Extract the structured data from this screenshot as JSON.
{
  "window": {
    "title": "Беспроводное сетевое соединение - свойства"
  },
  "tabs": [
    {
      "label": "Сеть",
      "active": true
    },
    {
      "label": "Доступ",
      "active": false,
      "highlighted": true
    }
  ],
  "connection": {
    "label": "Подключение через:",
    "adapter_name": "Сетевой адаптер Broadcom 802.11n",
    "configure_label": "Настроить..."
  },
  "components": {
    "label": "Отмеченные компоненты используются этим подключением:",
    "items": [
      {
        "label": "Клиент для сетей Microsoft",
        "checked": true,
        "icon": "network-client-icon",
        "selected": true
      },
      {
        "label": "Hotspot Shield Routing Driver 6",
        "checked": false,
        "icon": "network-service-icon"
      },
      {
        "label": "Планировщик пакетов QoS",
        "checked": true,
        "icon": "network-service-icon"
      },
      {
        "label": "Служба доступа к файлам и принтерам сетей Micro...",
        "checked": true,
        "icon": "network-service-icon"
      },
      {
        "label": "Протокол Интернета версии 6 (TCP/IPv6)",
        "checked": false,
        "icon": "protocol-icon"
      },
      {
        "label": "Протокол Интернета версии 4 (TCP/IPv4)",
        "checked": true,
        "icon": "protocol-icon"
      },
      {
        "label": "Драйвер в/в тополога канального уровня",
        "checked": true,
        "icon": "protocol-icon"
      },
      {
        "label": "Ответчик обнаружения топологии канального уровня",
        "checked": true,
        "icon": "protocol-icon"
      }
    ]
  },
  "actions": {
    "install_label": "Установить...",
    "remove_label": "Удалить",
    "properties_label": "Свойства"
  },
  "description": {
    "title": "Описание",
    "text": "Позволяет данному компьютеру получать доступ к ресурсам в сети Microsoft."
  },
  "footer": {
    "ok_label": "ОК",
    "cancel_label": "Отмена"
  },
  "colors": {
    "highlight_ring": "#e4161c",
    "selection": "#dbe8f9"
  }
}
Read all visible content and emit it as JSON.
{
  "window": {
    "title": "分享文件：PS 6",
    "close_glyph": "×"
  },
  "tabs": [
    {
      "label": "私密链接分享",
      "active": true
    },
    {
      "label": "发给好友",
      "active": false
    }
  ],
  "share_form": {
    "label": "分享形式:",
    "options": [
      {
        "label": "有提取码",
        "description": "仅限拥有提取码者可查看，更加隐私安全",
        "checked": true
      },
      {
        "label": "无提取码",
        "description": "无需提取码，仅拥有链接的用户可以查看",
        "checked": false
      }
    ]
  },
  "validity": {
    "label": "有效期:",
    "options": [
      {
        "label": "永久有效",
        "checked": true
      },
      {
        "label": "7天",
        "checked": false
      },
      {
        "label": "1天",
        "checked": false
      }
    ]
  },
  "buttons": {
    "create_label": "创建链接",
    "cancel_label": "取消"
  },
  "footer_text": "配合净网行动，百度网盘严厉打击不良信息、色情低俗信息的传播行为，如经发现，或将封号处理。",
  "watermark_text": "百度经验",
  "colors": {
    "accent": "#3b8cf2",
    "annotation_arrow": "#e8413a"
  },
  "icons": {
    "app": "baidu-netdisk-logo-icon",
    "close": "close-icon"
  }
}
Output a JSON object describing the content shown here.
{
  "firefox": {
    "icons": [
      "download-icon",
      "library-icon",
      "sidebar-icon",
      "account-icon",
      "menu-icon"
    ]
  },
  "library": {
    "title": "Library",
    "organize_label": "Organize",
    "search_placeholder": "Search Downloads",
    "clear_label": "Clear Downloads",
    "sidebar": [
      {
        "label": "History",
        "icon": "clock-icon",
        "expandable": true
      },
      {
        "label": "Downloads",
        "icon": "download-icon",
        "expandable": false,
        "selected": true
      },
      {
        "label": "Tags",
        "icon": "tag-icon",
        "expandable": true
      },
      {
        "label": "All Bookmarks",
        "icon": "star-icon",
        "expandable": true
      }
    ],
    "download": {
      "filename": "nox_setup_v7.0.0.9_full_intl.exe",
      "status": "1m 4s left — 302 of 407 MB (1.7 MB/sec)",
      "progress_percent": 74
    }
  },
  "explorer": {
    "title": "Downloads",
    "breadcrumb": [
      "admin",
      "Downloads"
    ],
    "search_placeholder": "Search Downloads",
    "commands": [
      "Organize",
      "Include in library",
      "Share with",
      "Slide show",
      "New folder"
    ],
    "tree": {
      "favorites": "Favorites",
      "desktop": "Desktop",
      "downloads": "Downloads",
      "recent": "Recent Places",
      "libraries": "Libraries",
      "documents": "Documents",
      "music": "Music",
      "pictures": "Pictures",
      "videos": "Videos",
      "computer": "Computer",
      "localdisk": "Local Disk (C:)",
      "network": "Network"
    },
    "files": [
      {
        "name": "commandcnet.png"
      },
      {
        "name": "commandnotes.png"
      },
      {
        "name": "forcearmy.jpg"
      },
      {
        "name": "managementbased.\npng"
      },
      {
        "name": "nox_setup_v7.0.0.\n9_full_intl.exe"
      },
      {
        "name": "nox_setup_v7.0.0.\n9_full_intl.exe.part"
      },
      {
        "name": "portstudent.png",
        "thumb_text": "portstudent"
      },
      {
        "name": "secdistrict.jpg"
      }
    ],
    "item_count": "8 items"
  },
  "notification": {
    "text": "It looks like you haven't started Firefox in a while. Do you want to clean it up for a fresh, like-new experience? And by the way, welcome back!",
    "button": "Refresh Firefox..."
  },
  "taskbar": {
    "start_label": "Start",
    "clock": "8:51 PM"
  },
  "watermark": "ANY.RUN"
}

========

* **DIRECTIVE**
Return each entry from above without altering a single character.

* **RESPONSE TO THIS TASK**
Extract the structured data from this screenshot as JSON.
{
  "window": {
    "title": "Беспроводное сетевое соединение - свойства"
  },
  "tabs": [
    {
      "label": "Сеть",
      "active": true
    },
    {
      "label": "Доступ",
      "active": false,
      "highlighted": true
    }
  ],
  "connection": {
    "label": "Подключение через:",
    "adapter_name": "Сетевой адаптер Broadcom 802.11n",
    "configure_label": "Настроить..."
  },
  "components": {
    "label": "Отмеченные компоненты используются этим подключением:",
    "items": [
      {
        "label": "Клиент для сетей Microsoft",
        "checked": true,
        "icon": "network-client-icon",
        "selected": true
      },
      {
        "label": "Hotspot Shield Routing Driver 6",
        "checked": false,
        "icon": "network-service-icon"
      },
      {
        "label": "Планировщик пакетов QoS",
        "checked": true,
        "icon": "network-service-icon"
      },
      {
        "label": "Служба доступа к файлам и принтерам сетей Micro...",
        "checked": true,
        "icon": "network-service-icon"
      },
      {
        "label": "Протокол Интернета версии 6 (TCP/IPv6)",
        "checked": false,
        "icon": "protocol-icon"
      },
      {
        "label": "Протокол Интернета версии 4 (TCP/IPv4)",
        "checked": true,
        "icon": "protocol-icon"
      },
      {
        "label": "Драйвер в/в тополога канального уровня",
        "checked": true,
        "icon": "protocol-icon"
      },
      {
        "label": "Ответчик обнаружения топологии канального уровня",
        "checked": true,
        "icon": "protocol-icon"
      }
    ]
  },
  "actions": {
    "install_label": "Установить...",
    "remove_label": "Удалить",
    "properties_label": "Свойства"
  },
  "description": {
    "title": "Описание",
    "text": "Позволяет данному компьютеру получать доступ к ресурсам в сети Microsoft."
  },
  "footer": {
    "ok_label": "ОК",
    "cancel_label": "Отмена"
  },
  "colors": {
    "highlight_ring": "#e4161c",
    "selection": "#dbe8f9"
  }
}
Read all visible content and emit it as JSON.
{
  "window": {
    "title": "分享文件：PS 6",
    "close_glyph": "×"
  },
  "tabs": [
    {
      "label": "私密链接分享",
      "active": true
    },
    {
      "label": "发给好友",
      "active": false
    }
  ],
  "share_form": {
    "label": "分享形式:",
    "options": [
      {
        "label": "有提取码",
        "description": "仅限拥有提取码者可查看，更加隐私安全",
        "checked": true
      },
      {
        "label": "无提取码",
        "description": "无需提取码，仅拥有链接的用户可以查看",
        "checked": false
      }
    ]
  },
  "validity": {
    "label": "有效期:",
    "options": [
      {
        "label": "永久有效",
        "checked": true
      },
      {
        "label": "7天",
        "checked": false
      },
      {
        "label": "1天",
        "checked": false
      }
    ]
  },
  "buttons": {
    "create_label": "创建链接",
    "cancel_label": "取消"
  },
  "footer_text": "配合净网行动，百度网盘严厉打击不良信息、色情低俗信息的传播行为，如经发现，或将封号处理。",
  "watermark_text": "百度经验",
  "colors": {
    "accent": "#3b8cf2",
    "annotation_arrow": "#e8413a"
  },
  "icons": {
    "app": "baidu-netdisk-logo-icon",
    "close": "close-icon"
  }
}
Output a JSON object describing the content shown here.
{
  "firefox": {
    "icons": [
      "download-icon",
      "library-icon",
      "sidebar-icon",
      "account-icon",
      "menu-icon"
    ]
  },
  "library": {
    "title": "Library",
    "organize_label": "Organize",
    "search_placeholder": "Search Downloads",
    "clear_label": "Clear Downloads",
    "sidebar": [
      {
        "label": "History",
        "icon": "clock-icon",
        "expandable": true
      },
      {
        "label": "Downloads",
        "icon": "download-icon",
        "expandable": false,
        "selected": true
      },
      {
        "label": "Tags",
        "icon": "tag-icon",
        "expandable": true
      },
      {
        "label": "All Bookmarks",
        "icon": "star-icon",
        "expandable": true
      }
    ],
    "download": {
      "filename": "nox_setup_v7.0.0.9_full_intl.exe",
      "status": "1m 4s left — 302 of 407 MB (1.7 MB/sec)",
      "progress_percent": 74
    }
  },
  "explorer": {
    "title": "Downloads",
    "breadcrumb": [
      "admin",
      "Downloads"
    ],
    "search_placeholder": "Search Downloads",
    "commands": [
      "Organize",
      "Include in library",
      "Share with",
      "Slide show",
      "New folder"
    ],
    "tree": {
      "favorites": "Favorites",
      "desktop": "Desktop",
      "downloads": "Downloads",
      "recent": "Recent Places",
      "libraries": "Libraries",
      "documents": "Documents",
      "music": "Music",
      "pictures": "Pictures",
      "videos": "Videos",
      "computer": "Computer",
      "localdisk": "Local Disk (C:)",
      "network": "Network"
    },
    "files": [
      {
        "name": "commandcnet.png"
      },
      {
        "name": "commandnotes.png"
      },
      {
        "name": "forcearmy.jpg"
      },
      {
        "name": "managementbased.\npng"
      },
      {
        "name": "nox_setup_v7.0.0.\n9_full_intl.exe"
      },
      {
        "name": "nox_setup_v7.0.0.\n9_full_intl.exe.part"
      },
      {
        "name": "portstudent.png",
        "thumb_text": "portstudent"
      },
      {
        "name": "secdistrict.jpg"
      }
    ],
    "item_count": "8 items"
  },
  "notification": {
    "text": "It looks like you haven't started Firefox in a while. Do you want to clean it up for a fresh, like-new experience? And by the way, welcome back!",
    "button": "Refresh Firefox..."
  },
  "taskbar": {
    "start_label": "Start",
    "clock": "8:51 PM"
  },
  "watermark": "ANY.RUN"
}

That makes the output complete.